● **Problem requirements**
In the records below, find each line with the word "clients" and copy it.

[Rows from a dataset]

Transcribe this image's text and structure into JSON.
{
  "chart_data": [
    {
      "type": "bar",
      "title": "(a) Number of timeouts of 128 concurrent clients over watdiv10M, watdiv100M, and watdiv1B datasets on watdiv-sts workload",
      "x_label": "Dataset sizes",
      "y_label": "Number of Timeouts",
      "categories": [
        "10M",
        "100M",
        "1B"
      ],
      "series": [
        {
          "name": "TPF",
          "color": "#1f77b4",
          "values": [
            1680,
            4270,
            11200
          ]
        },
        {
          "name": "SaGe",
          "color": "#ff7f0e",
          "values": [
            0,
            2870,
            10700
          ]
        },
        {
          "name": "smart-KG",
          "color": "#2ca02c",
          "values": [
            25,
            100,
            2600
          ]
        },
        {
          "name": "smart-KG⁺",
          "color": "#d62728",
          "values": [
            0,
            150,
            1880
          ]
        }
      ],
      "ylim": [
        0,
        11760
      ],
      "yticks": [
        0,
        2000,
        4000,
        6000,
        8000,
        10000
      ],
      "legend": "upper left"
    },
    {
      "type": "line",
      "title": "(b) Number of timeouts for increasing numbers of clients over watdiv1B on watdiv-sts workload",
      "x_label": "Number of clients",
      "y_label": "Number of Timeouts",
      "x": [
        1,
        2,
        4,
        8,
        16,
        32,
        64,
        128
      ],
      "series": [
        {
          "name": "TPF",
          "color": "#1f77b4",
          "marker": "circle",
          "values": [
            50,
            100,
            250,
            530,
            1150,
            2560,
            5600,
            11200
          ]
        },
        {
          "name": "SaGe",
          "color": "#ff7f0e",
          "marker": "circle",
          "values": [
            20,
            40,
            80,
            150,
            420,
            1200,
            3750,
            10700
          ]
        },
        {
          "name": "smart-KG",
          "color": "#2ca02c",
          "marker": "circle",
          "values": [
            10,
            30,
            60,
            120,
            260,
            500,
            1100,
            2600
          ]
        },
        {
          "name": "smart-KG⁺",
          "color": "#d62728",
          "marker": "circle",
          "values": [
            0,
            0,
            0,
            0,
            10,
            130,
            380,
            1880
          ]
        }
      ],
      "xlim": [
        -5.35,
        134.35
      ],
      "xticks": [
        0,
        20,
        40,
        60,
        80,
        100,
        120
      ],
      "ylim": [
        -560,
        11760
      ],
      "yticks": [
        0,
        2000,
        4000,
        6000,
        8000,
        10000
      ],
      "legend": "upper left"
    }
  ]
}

● **Response**
      "title": "(a) Number of timeouts of 128 concurrent clients over watdiv10M, watdiv100M, and watdiv1B datasets on watdiv-sts workload",
      "title": "(b) Number of timeouts for increasing numbers of clients over watdiv1B on watdiv-sts workload",
      "x_label": "Number of clients",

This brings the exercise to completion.